DATA IN THIS EXERCISE:

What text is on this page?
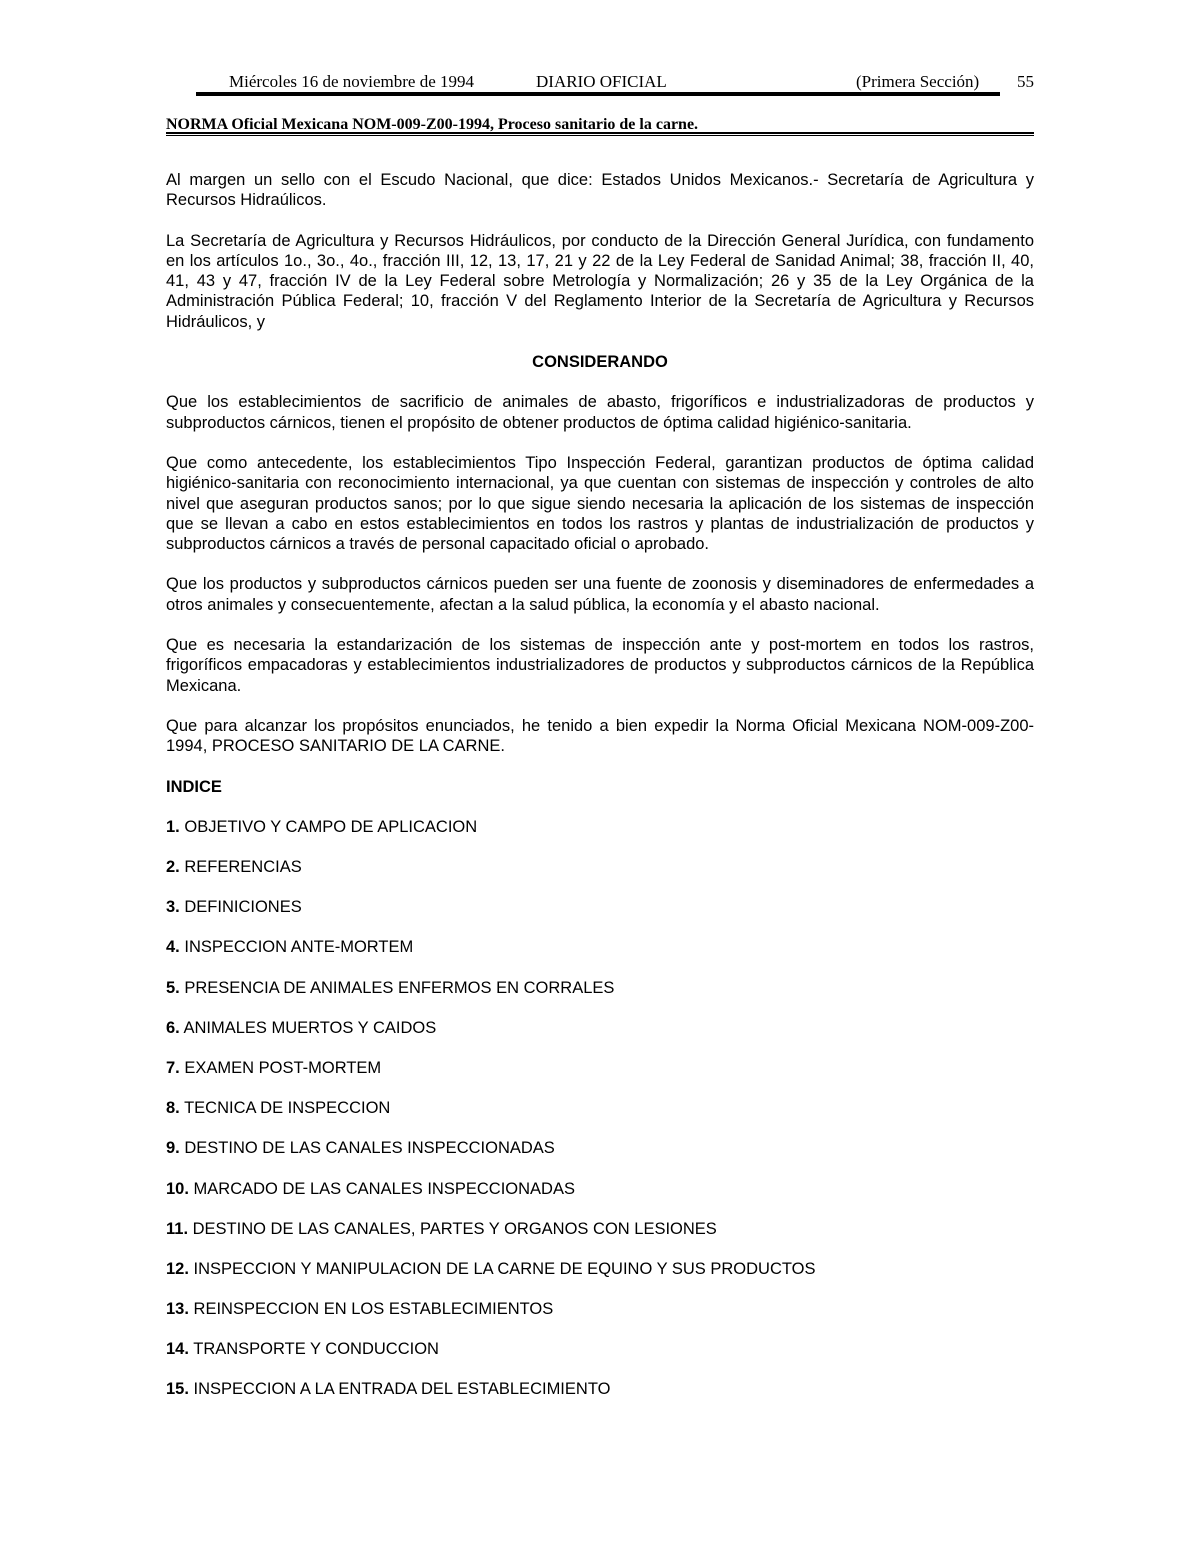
Miércoles 16 de noviembre de 1994	DIARIO OFICIAL	(Primera Sección) 55
NORMA Oficial Mexicana NOM-009-Z00-1994, Proceso sanitario de la carne.

Al margen un sello con el Escudo Nacional, que dice: Estados Unidos Mexicanos.- Secretaría de Agricultura y Recursos Hidraúlicos.

La Secretaría de Agricultura y Recursos Hidráulicos, por conducto de la Dirección General Jurídica, con fundamento en los artículos 1o., 3o., 4o., fracción III, 12, 13, 17, 21 y 22 de la Ley Federal de Sanidad Animal; 38, fracción II, 40, 41, 43 y 47, fracción IV de la Ley Federal sobre Metrología y Normalización; 26 y 35 de la Ley Orgánica de la Administración Pública Federal; 10, fracción V del Reglamento Interior de la Secretaría de Agricultura y Recursos Hidráulicos, y

CONSIDERANDO

Que los establecimientos de sacrificio de animales de abasto, frigoríficos e industrializadoras de productos y subproductos cárnicos, tienen el propósito de obtener productos de óptima calidad higiénico-sanitaria.

Que como antecedente, los establecimientos Tipo Inspección Federal, garantizan productos de óptima calidad higiénico-sanitaria con reconocimiento internacional, ya que cuentan con sistemas de inspección y controles de alto nivel que aseguran productos sanos; por lo que sigue siendo necesaria la aplicación de los sistemas de inspección que se llevan a cabo en estos establecimientos en todos los rastros y plantas de industrialización de productos y subproductos cárnicos a través de personal capacitado oficial o aprobado.

Que los productos y subproductos cárnicos pueden ser una fuente de zoonosis y diseminadores de enfermedades a otros animales y consecuentemente, afectan a la salud pública, la economía y el abasto nacional.

Que es necesaria la estandarización de los sistemas de inspección ante y post-mortem en todos los rastros, frigoríficos empacadoras y establecimientos industrializadores de productos y subproductos cárnicos de la República Mexicana.

Que para alcanzar los propósitos enunciados, he tenido a bien expedir la Norma Oficial Mexicana NOM-009-Z00-1994, PROCESO SANITARIO DE LA CARNE.

INDICE

1. OBJETIVO Y CAMPO DE APLICACION
2. REFERENCIAS
3. DEFINICIONES
4. INSPECCION ANTE-MORTEM
5. PRESENCIA DE ANIMALES ENFERMOS EN CORRALES
6. ANIMALES MUERTOS Y CAIDOS
7. EXAMEN POST-MORTEM
8. TECNICA DE INSPECCION
9. DESTINO DE LAS CANALES INSPECCIONADAS
10. MARCADO DE LAS CANALES INSPECCIONADAS
11. DESTINO DE LAS CANALES, PARTES Y ORGANOS CON LESIONES
12. INSPECCION Y MANIPULACION DE LA CARNE DE EQUINO Y SUS PRODUCTOS
13. REINSPECCION EN LOS ESTABLECIMIENTOS
14. TRANSPORTE Y CONDUCCION
15. INSPECCION A LA ENTRADA DEL ESTABLECIMIENTO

STATED PROBLEM: Keep only the lines that hold the string "Recursos", and copy them out.

THE COMPLETED TASK:
Al margen un sello con el Escudo Nacional, que dice: Estados Unidos Mexicanos.- Secretaría de Agricultura y Recursos Hidraúlicos.
La Secretaría de Agricultura y Recursos Hidráulicos, por conducto de la Dirección General Jurídica, con fundamento en los artículos 1o., 3o., 4o., fracción III, 12, 13, 17, 21 y 22 de la Ley Federal de Sanidad Animal; 38, fracción II, 40, 41, 43 y 47, fracción IV de la Ley Federal sobre Metrología y Normalización; 26 y 35 de la Ley Orgánica de la Administración Pública Federal; 10, fracción V del Reglamento Interior de la Secretaría de Agricultura y Recursos Hidráulicos, y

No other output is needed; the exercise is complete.